• TASK TO COMPLETE
Do not carry the pictures over; copy every other part of the entries exactly.

• SOURCE DATA
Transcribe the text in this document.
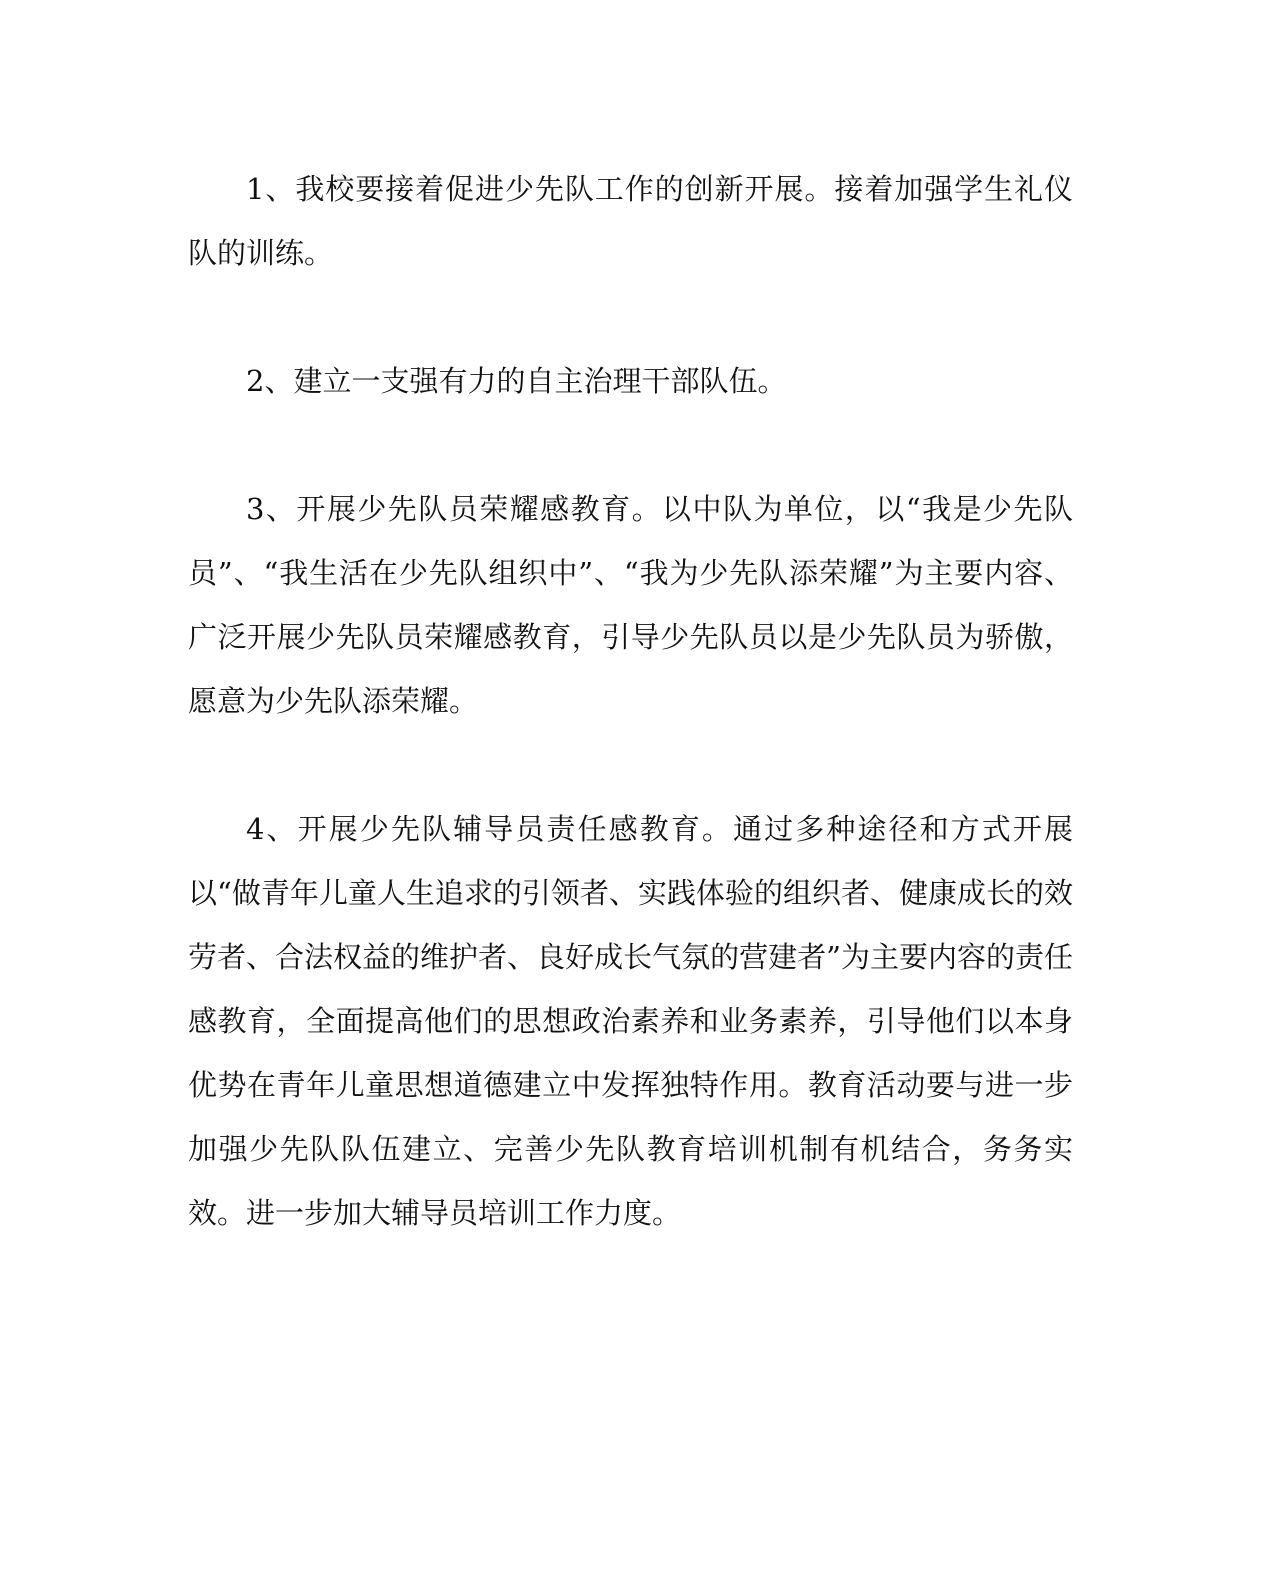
1、我校要接着促进少先队工作的创新开展。接着加强学生礼仪队的训练。

2、建立一支强有力的自主治理干部队伍。

3、开展少先队员荣耀感教育。以中队为单位，以“我是少先队员”、“我生活在少先队组织中”、“我为少先队添荣耀”为主要内容、广泛开展少先队员荣耀感教育，引导少先队员以是少先队员为骄傲，愿意为少先队添荣耀。

4、开展少先队辅导员责任感教育。通过多种途径和方式开展以“做青年儿童人生追求的引领者、实践体验的组织者、健康成长的效劳者、合法权益的维护者、良好成长气氛的营建者”为主要内容的责任感教育，全面提高他们的思想政治素养和业务素养，引导他们以本身优势在青年儿童思想道德建立中发挥独特作用。教育活动要与进一步加强少先队队伍建立、完善少先队教育培训机制有机结合，务务实效。进一步加大辅导员培训工作力度。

• ANSWER FOR THIS EXERCISE
Transcribe the text in this document.
1、我校要接着促进少先队工作的创新开展。接着加强学生礼仪队的训练。

2、建立一支强有力的自主治理干部队伍。

3、开展少先队员荣耀感教育。以中队为单位，以“我是少先队员”、“我生活在少先队组织中”、“我为少先队添荣耀”为主要内容、广泛开展少先队员荣耀感教育，引导少先队员以是少先队员为骄傲，愿意为少先队添荣耀。

4、开展少先队辅导员责任感教育。通过多种途径和方式开展以“做青年儿童人生追求的引领者、实践体验的组织者、健康成长的效劳者、合法权益的维护者、良好成长气氛的营建者”为主要内容的责任感教育，全面提高他们的思想政治素养和业务素养，引导他们以本身优势在青年儿童思想道德建立中发挥独特作用。教育活动要与进一步加强少先队队伍建立、完善少先队教育培训机制有机结合，务务实效。进一步加大辅导员培训工作力度。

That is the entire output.